**Written task**
Look through the material below. Copy every line with the string "image" in it.
>> begin Provided data
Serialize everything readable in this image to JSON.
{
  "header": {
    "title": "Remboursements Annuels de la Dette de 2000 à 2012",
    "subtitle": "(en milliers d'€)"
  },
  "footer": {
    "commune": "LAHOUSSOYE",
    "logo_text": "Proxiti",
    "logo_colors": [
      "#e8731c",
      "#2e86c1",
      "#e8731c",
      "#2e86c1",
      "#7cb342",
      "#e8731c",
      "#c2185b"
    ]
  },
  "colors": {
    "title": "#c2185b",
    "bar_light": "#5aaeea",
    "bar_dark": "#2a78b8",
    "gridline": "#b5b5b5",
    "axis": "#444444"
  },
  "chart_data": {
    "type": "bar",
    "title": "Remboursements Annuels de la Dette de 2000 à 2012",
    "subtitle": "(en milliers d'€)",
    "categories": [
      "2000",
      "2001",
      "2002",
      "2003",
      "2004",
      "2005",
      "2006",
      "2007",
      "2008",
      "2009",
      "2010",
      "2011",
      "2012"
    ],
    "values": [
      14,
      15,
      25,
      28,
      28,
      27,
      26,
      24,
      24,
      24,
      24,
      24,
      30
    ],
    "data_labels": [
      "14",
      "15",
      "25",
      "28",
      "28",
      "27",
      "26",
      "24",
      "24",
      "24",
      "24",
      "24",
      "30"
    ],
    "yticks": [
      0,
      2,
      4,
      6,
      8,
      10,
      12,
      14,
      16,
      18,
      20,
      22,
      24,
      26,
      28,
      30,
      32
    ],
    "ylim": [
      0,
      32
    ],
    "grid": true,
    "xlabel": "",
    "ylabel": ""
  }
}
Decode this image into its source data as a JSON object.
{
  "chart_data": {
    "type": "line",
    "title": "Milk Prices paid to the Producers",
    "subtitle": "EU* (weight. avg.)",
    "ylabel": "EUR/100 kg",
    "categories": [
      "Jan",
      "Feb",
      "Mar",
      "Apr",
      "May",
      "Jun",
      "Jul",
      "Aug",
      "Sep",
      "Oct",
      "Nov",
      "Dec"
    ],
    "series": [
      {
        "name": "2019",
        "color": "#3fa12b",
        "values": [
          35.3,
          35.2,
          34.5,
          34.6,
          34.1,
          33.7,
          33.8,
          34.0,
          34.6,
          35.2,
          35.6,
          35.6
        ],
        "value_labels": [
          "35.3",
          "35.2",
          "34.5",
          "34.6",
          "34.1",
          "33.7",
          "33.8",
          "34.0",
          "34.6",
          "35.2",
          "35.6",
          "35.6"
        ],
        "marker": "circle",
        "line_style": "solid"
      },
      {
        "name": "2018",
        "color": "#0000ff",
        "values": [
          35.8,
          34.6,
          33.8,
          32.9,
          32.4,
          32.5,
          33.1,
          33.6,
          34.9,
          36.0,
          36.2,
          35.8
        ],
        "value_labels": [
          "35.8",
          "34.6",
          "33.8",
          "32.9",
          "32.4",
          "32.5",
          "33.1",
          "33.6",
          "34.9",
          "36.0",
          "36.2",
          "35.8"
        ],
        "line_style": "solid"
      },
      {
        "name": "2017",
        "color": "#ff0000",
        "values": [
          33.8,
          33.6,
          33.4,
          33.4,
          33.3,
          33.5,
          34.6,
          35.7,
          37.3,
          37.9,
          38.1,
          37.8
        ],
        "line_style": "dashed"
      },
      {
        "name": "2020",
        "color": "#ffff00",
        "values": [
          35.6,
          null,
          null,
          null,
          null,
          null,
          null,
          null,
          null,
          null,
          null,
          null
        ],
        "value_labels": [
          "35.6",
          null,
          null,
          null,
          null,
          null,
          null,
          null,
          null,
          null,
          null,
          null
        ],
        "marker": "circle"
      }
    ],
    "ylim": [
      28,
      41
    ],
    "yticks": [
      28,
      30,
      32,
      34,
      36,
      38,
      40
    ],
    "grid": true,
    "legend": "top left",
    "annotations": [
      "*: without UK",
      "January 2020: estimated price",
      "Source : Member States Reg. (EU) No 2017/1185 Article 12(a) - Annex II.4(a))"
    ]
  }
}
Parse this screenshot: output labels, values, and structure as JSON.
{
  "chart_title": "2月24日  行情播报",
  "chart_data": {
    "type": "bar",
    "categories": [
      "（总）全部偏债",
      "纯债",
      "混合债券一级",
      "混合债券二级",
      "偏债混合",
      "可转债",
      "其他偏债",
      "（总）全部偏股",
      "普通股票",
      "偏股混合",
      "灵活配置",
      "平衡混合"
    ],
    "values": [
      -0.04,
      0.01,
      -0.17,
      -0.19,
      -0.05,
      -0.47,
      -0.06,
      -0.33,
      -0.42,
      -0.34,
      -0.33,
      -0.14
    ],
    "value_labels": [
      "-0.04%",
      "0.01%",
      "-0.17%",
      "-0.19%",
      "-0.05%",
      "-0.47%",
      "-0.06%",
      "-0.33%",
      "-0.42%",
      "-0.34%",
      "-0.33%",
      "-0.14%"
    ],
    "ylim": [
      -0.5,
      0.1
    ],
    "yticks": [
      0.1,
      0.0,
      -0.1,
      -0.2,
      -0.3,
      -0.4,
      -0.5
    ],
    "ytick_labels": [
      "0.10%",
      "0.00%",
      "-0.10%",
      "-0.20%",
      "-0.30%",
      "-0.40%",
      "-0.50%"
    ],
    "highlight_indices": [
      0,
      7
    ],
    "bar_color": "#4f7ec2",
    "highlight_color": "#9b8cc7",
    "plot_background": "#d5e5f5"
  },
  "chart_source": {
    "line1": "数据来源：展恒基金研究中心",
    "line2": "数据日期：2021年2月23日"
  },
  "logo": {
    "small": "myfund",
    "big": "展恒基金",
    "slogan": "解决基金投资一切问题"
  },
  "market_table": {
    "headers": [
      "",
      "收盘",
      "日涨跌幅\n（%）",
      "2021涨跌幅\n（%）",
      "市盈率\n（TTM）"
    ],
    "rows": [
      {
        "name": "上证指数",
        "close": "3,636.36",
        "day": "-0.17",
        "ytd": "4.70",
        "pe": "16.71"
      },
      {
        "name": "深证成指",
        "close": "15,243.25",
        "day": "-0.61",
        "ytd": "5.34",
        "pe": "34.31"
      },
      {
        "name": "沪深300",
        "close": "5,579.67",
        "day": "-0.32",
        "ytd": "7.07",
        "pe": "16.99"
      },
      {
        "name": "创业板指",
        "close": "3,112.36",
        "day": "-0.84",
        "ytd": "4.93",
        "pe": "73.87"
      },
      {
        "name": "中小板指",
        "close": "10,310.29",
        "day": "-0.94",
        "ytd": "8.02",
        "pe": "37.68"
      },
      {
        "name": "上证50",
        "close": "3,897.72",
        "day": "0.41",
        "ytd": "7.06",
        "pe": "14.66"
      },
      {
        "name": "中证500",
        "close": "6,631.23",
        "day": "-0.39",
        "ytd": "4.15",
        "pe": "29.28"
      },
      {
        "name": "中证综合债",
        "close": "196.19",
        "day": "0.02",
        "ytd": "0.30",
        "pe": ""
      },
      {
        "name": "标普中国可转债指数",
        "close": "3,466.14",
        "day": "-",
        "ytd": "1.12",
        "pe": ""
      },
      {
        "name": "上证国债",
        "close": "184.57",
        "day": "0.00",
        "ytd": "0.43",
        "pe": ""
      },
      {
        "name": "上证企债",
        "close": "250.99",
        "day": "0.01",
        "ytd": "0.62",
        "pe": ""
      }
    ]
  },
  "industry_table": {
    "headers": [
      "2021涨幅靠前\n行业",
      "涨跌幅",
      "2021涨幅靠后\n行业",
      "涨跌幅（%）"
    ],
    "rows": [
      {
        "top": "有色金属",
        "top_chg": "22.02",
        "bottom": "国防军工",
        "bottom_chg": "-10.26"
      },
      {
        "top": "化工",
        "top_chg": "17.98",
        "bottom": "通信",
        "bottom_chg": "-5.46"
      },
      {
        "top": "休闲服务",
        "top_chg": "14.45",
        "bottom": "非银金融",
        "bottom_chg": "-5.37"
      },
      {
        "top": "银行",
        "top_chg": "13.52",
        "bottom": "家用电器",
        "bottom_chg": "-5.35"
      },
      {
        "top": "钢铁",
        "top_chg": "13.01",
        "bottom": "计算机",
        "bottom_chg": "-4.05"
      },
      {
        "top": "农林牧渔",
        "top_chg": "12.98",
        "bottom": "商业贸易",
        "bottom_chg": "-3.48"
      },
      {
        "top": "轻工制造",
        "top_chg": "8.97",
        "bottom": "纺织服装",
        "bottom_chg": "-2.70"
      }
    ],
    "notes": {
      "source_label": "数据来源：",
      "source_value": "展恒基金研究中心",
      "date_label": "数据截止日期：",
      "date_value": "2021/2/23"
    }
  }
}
>> end Provided data
**Completed task**
Serialize everything readable in this image to JSON.
Decode this image into its source data as a JSON object.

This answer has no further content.